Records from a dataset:
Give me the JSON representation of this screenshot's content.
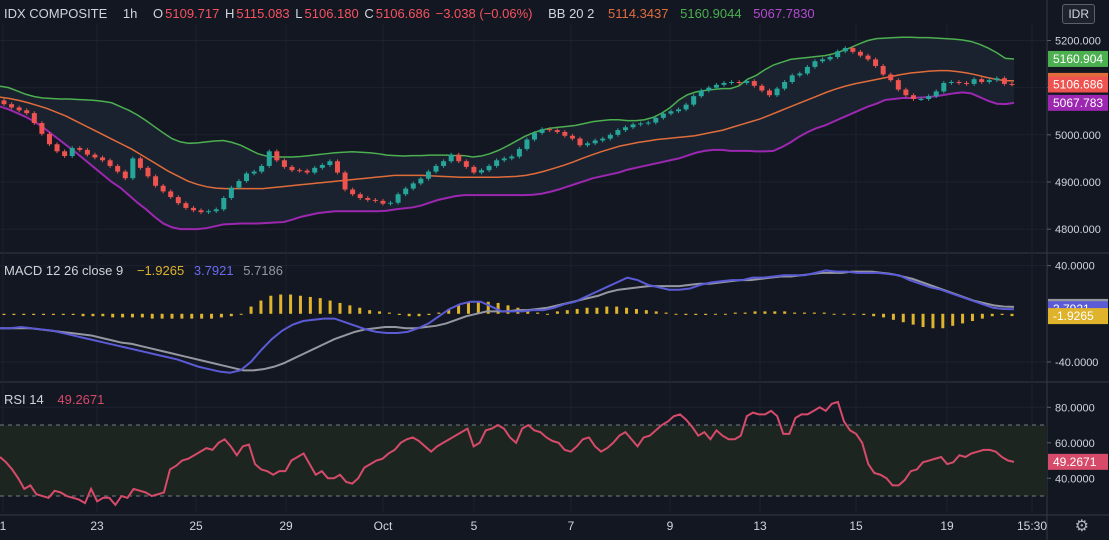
{
  "header": {
    "symbol": "IDX COMPOSITE",
    "interval": "1h",
    "o_label": "O",
    "o_value": "5109.717",
    "h_label": "H",
    "h_value": "5115.083",
    "l_label": "L",
    "l_value": "5106.180",
    "c_label": "C",
    "c_value": "5106.686",
    "change": "−3.038 (−0.06%)",
    "bb_label": "BB 20 2",
    "bb_basis": "5114.3437",
    "bb_upper": "5160.9044",
    "bb_lower": "5067.7830",
    "currency_badge": "IDR"
  },
  "macd_legend": {
    "label": "MACD 12 26 close 9",
    "hist": "−1.9265",
    "macd": "3.7921",
    "signal": "5.7186"
  },
  "rsi_legend": {
    "label": "RSI 14",
    "value": "49.2671"
  },
  "colors": {
    "bg": "#131722",
    "up": "#26a69a",
    "down": "#ef5350",
    "bb_upper": "#4caf50",
    "bb_basis": "#e06c3c",
    "bb_lower": "#9c27b0",
    "macd": "#5b5bd6",
    "signal": "#9598a1",
    "hist": "#e0b32c",
    "rsi": "#d64a6a"
  },
  "chart_data": [
    {
      "type": "candlestick",
      "title": "IDX COMPOSITE",
      "ylim": [
        4760,
        5235
      ],
      "y_ticks": [
        "5200.000",
        "5100.000",
        "5000.000",
        "4900.000",
        "4800.000"
      ],
      "y_tick_values": [
        5200,
        5100,
        5000,
        4900,
        4800
      ],
      "price_labels": [
        {
          "text": "5160.904",
          "value": 5160.904,
          "color": "#4caf50"
        },
        {
          "text": "5114.344",
          "value": 5114.344,
          "color": "#e06c3c"
        },
        {
          "text": "5106.686",
          "value": 5106.686,
          "color": "#ef5350"
        },
        {
          "text": "5067.783",
          "value": 5067.783,
          "color": "#9c27b0"
        }
      ],
      "x_ticks": [
        "1",
        "23",
        "25",
        "29",
        "Oct",
        "5",
        "7",
        "9",
        "13",
        "15",
        "19",
        "15:30"
      ],
      "close": [
        5065,
        5058,
        5052,
        5046,
        5025,
        5002,
        4980,
        4965,
        4955,
        4972,
        4968,
        4958,
        4952,
        4946,
        4934,
        4922,
        4908,
        4950,
        4930,
        4912,
        4892,
        4880,
        4868,
        4855,
        4845,
        4840,
        4836,
        4838,
        4842,
        4866,
        4888,
        4902,
        4918,
        4922,
        4934,
        4965,
        4946,
        4932,
        4925,
        4924,
        4920,
        4930,
        4936,
        4944,
        4920,
        4884,
        4874,
        4866,
        4862,
        4860,
        4854,
        4856,
        4874,
        4886,
        4897,
        4907,
        4922,
        4934,
        4944,
        4958,
        4944,
        4932,
        4920,
        4925,
        4934,
        4946,
        4950,
        4954,
        4970,
        4990,
        5004,
        5012,
        5010,
        5006,
        4998,
        4992,
        4978,
        4982,
        4988,
        4992,
        5000,
        5010,
        5016,
        5022,
        5024,
        5026,
        5036,
        5045,
        5050,
        5054,
        5064,
        5082,
        5094,
        5100,
        5106,
        5110,
        5112,
        5110,
        5114,
        5104,
        5094,
        5084,
        5098,
        5112,
        5126,
        5130,
        5144,
        5156,
        5160,
        5165,
        5177,
        5184,
        5176,
        5168,
        5160,
        5146,
        5128,
        5116,
        5096,
        5084,
        5076,
        5076,
        5082,
        5092,
        5110,
        5112,
        5110,
        5108,
        5118,
        5112,
        5116,
        5120,
        5108,
        5106.686
      ],
      "bb_upper": [
        5103,
        5100,
        5093,
        5086,
        5081,
        5078,
        5077,
        5076,
        5076,
        5075,
        5074,
        5073,
        5071,
        5068,
        5060,
        5052,
        5042,
        5030,
        5017,
        5004,
        4992,
        4985,
        4982,
        4983,
        4985,
        4987,
        4988,
        4984,
        4978,
        4969,
        4960,
        4955,
        4953,
        4953,
        4953,
        4954,
        4956,
        4958,
        4960,
        4962,
        4963,
        4964,
        4963,
        4962,
        4960,
        4957,
        4956,
        4955,
        4956,
        4956,
        4957,
        4957,
        4957,
        4956,
        4956,
        4953,
        4955,
        4960,
        4967,
        4976,
        4986,
        4996,
        5004,
        5010,
        5014,
        5016,
        5018,
        5020,
        5024,
        5028,
        5030,
        5032,
        5032,
        5030,
        5030,
        5032,
        5037,
        5046,
        5058,
        5074,
        5085,
        5091,
        5094,
        5096,
        5098,
        5098,
        5104,
        5118,
        5126,
        5138,
        5148,
        5154,
        5160,
        5162,
        5164,
        5166,
        5168,
        5172,
        5178,
        5185,
        5193,
        5200,
        5204,
        5205,
        5206,
        5207,
        5207,
        5206,
        5206,
        5205,
        5204,
        5203,
        5201,
        5198,
        5192,
        5184,
        5174,
        5162,
        5160.9044
      ],
      "bb_basis": [
        5080,
        5077,
        5073,
        5068,
        5062,
        5056,
        5048,
        5040,
        5030,
        5020,
        5010,
        5000,
        4990,
        4980,
        4970,
        4958,
        4946,
        4934,
        4922,
        4912,
        4902,
        4895,
        4890,
        4887,
        4886,
        4886,
        4886,
        4886,
        4886,
        4888,
        4890,
        4892,
        4894,
        4896,
        4898,
        4900,
        4902,
        4904,
        4906,
        4908,
        4910,
        4912,
        4914,
        4914,
        4914,
        4914,
        4913,
        4912,
        4911,
        4910,
        4910,
        4910,
        4910,
        4910,
        4911,
        4912,
        4914,
        4918,
        4923,
        4929,
        4935,
        4942,
        4950,
        4957,
        4964,
        4970,
        4976,
        4980,
        4984,
        4987,
        4990,
        4992,
        4994,
        4996,
        4998,
        5002,
        5006,
        5010,
        5016,
        5022,
        5028,
        5034,
        5042,
        5050,
        5058,
        5066,
        5074,
        5082,
        5090,
        5097,
        5103,
        5108,
        5112,
        5116,
        5120,
        5124,
        5128,
        5131,
        5133,
        5135,
        5136,
        5136,
        5134,
        5131,
        5127,
        5122,
        5118,
        5115,
        5114.3437
      ],
      "bb_lower": [
        5060,
        5054,
        5046,
        5038,
        5028,
        5016,
        5002,
        4988,
        4974,
        4960,
        4945,
        4930,
        4915,
        4900,
        4888,
        4872,
        4856,
        4842,
        4826,
        4812,
        4804,
        4800,
        4800,
        4800,
        4802,
        4806,
        4810,
        4811,
        4812,
        4812,
        4812,
        4813,
        4814,
        4815,
        4820,
        4826,
        4830,
        4834,
        4836,
        4838,
        4838,
        4838,
        4838,
        4838,
        4838,
        4839,
        4842,
        4844,
        4846,
        4850,
        4856,
        4862,
        4866,
        4870,
        4872,
        4872,
        4872,
        4872,
        4872,
        4872,
        4872,
        4872,
        4873,
        4875,
        4879,
        4884,
        4890,
        4896,
        4902,
        4908,
        4912,
        4916,
        4920,
        4926,
        4930,
        4934,
        4938,
        4942,
        4946,
        4950,
        4956,
        4962,
        4966,
        4968,
        4968,
        4966,
        4966,
        4966,
        4965,
        4965,
        4966,
        4974,
        4984,
        4996,
        5006,
        5014,
        5020,
        5028,
        5036,
        5044,
        5052,
        5060,
        5066,
        5074,
        5076,
        5078,
        5078,
        5079,
        5080,
        5082,
        5085,
        5088,
        5090,
        5088,
        5080,
        5072,
        5066,
        5065,
        5067.783
      ]
    },
    {
      "type": "macd",
      "title": "MACD 12 26 close 9",
      "ylim": [
        -55,
        48
      ],
      "y_ticks": [
        "40.0000",
        "-40.0000"
      ],
      "y_tick_values": [
        40,
        -40
      ],
      "price_labels": [
        {
          "text": "5.7186",
          "value": 5.7186,
          "color": "#9598a1"
        },
        {
          "text": "3.7921",
          "value": 3.7921,
          "color": "#5b5bd6"
        },
        {
          "text": "-1.9265",
          "value": -1.9265,
          "color": "#e0b32c"
        }
      ],
      "macd": [
        -12,
        -12,
        -11,
        -12,
        -13,
        -14,
        -16,
        -18,
        -20,
        -22,
        -24,
        -26,
        -28,
        -30,
        -32,
        -34,
        -36,
        -38,
        -41,
        -44,
        -46,
        -48,
        -49,
        -47,
        -40,
        -30,
        -21,
        -14,
        -9,
        -6,
        -5,
        -4,
        -4,
        -7,
        -10,
        -13,
        -15,
        -16,
        -16,
        -15,
        -12,
        -8,
        -2,
        4,
        8,
        10,
        10,
        6,
        2,
        2,
        2,
        3,
        3,
        5,
        8,
        10,
        14,
        18,
        22,
        26,
        30,
        28,
        24,
        22,
        20,
        20,
        21,
        24,
        26,
        27,
        28,
        28,
        30,
        30,
        31,
        32,
        32,
        32,
        34,
        36,
        35,
        35,
        34,
        34,
        34,
        33,
        32,
        28,
        25,
        22,
        20,
        17,
        14,
        11,
        8,
        5,
        4,
        3.7921
      ],
      "signal": [
        -12,
        -12,
        -12,
        -12,
        -13,
        -14,
        -15,
        -16,
        -17,
        -18,
        -20,
        -22,
        -24,
        -25,
        -27,
        -29,
        -31,
        -33,
        -35,
        -37,
        -39,
        -41,
        -43,
        -45,
        -47,
        -47,
        -46,
        -44,
        -41,
        -37,
        -33,
        -29,
        -25,
        -21,
        -18,
        -15,
        -13,
        -12,
        -11,
        -11,
        -12,
        -12,
        -11,
        -10,
        -8,
        -5,
        -2,
        0,
        2,
        2,
        2,
        3,
        3,
        4,
        5,
        7,
        9,
        11,
        13,
        15,
        18,
        20,
        21,
        22,
        23,
        23,
        23,
        23,
        24,
        25,
        25,
        26,
        27,
        28,
        28,
        29,
        30,
        31,
        31,
        32,
        33,
        34,
        34,
        34,
        35,
        35,
        35,
        34,
        33,
        31,
        29,
        26,
        23,
        20,
        17,
        14,
        11,
        9,
        7,
        6,
        5.7186
      ],
      "hist": [
        -1,
        -1,
        -1,
        -1,
        -1,
        -1,
        -1,
        -1,
        -2,
        -2,
        -2,
        -3,
        -3,
        -3,
        -3,
        -4,
        -4,
        -4,
        -4,
        -4,
        -4,
        -4,
        -3,
        -2,
        0,
        6,
        11,
        15,
        16,
        16,
        15,
        14,
        13,
        11,
        9,
        7,
        5,
        3,
        2,
        1,
        -1,
        -2,
        -2,
        -1,
        1,
        4,
        7,
        9,
        10,
        10,
        9,
        7,
        5,
        3,
        1,
        0,
        2,
        3,
        4,
        5,
        5,
        6,
        6,
        5,
        4,
        3,
        2,
        1,
        0,
        -1,
        -1,
        -1,
        0,
        0,
        1,
        1,
        2,
        2,
        2,
        2,
        1,
        1,
        1,
        1,
        0,
        0,
        0,
        -1,
        -2,
        -3,
        -5,
        -7,
        -9,
        -11,
        -12,
        -12,
        -10,
        -8,
        -6,
        -4,
        -2,
        -1,
        -1.9265
      ]
    },
    {
      "type": "line",
      "title": "RSI 14",
      "ylim": [
        21,
        92
      ],
      "y_ticks": [
        "80.0000",
        "60.0000",
        "40.0000"
      ],
      "y_tick_values": [
        80,
        60,
        40
      ],
      "bands": [
        70,
        30
      ],
      "price_labels": [
        {
          "text": "49.2671",
          "value": 49.2671,
          "color": "#d64a6a"
        }
      ],
      "values": [
        52,
        49,
        45,
        40,
        34,
        36,
        31,
        30,
        29,
        33,
        32,
        30,
        29,
        28,
        26,
        34,
        27,
        29,
        29,
        25,
        30,
        29,
        34,
        33,
        32,
        30,
        31,
        32,
        45,
        47,
        50,
        51,
        53,
        55,
        57,
        56,
        60,
        62,
        58,
        53,
        58,
        59,
        48,
        45,
        44,
        42,
        44,
        44,
        50,
        52,
        54,
        48,
        42,
        44,
        40,
        40,
        42,
        38,
        37,
        40,
        46,
        48,
        50,
        51,
        54,
        56,
        60,
        62,
        63,
        61,
        58,
        55,
        58,
        60,
        62,
        64,
        66,
        68,
        58,
        60,
        67,
        68,
        70,
        68,
        63,
        60,
        68,
        70,
        67,
        66,
        63,
        61,
        60,
        56,
        55,
        58,
        62,
        63,
        58,
        55,
        57,
        60,
        64,
        66,
        62,
        58,
        63,
        64,
        67,
        70,
        72,
        75,
        76,
        73,
        69,
        64,
        66,
        62,
        67,
        64,
        62,
        62,
        64,
        75,
        77,
        76,
        76,
        78,
        75,
        65,
        65,
        74,
        76,
        76,
        78,
        80,
        78,
        82,
        83,
        72,
        67,
        65,
        60,
        48,
        43,
        42,
        40,
        36,
        36,
        39,
        44,
        45,
        49,
        50,
        51,
        52,
        48,
        49,
        53,
        52,
        54,
        55,
        56,
        56,
        55,
        52,
        50,
        49.2671
      ]
    }
  ]
}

- _Task details_
Extract all lines from the material above that include the word "type".

- _Written solution_
      "type": "candlestick",
      "type": "macd",
      "type": "line",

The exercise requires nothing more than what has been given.